═══ Data to process

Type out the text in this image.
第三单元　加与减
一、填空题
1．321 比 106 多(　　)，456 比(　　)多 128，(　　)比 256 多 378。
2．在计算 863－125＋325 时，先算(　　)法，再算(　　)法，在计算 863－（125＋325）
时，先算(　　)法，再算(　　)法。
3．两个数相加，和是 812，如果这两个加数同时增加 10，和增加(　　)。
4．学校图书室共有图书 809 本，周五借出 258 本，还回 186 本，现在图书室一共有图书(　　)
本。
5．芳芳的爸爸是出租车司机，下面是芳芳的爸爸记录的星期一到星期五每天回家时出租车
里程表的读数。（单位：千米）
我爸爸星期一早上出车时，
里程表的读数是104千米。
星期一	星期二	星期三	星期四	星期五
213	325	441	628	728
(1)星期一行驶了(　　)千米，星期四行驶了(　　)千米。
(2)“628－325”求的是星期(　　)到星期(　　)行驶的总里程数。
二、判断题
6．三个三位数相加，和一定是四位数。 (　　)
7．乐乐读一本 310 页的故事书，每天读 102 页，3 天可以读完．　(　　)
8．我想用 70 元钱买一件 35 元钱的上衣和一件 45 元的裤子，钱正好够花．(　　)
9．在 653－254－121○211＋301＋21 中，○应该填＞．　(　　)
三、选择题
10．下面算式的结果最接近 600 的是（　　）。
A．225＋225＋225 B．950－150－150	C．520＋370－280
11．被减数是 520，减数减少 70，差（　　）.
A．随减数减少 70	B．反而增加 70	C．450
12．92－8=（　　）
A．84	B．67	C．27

══════

Exercise: Restate each record word for word.

Reply:
Type out the text in this image.
第三单元　加与减
一、填空题
1．321 比 106 多(　　)，456 比(　　)多 128，(　　)比 256 多 378。
2．在计算 863－125＋325 时，先算(　　)法，再算(　　)法，在计算 863－（125＋325）
时，先算(　　)法，再算(　　)法。
3．两个数相加，和是 812，如果这两个加数同时增加 10，和增加(　　)。
4．学校图书室共有图书 809 本，周五借出 258 本，还回 186 本，现在图书室一共有图书(　　)
本。
5．芳芳的爸爸是出租车司机，下面是芳芳的爸爸记录的星期一到星期五每天回家时出租车
里程表的读数。（单位：千米）
我爸爸星期一早上出车时，
里程表的读数是104千米。
星期一	星期二	星期三	星期四	星期五
213	325	441	628	728
(1)星期一行驶了(　　)千米，星期四行驶了(　　)千米。
(2)“628－325”求的是星期(　　)到星期(　　)行驶的总里程数。
二、判断题
6．三个三位数相加，和一定是四位数。 (　　)
7．乐乐读一本 310 页的故事书，每天读 102 页，3 天可以读完．　(　　)
8．我想用 70 元钱买一件 35 元钱的上衣和一件 45 元的裤子，钱正好够花．(　　)
9．在 653－254－121○211＋301＋21 中，○应该填＞．　(　　)
三、选择题
10．下面算式的结果最接近 600 的是（　　）。
A．225＋225＋225 B．950－150－150	C．520＋370－280
11．被减数是 520，减数减少 70，差（　　）.
A．随减数减少 70	B．反而增加 70	C．450
12．92－8=（　　）
A．84	B．67	C．27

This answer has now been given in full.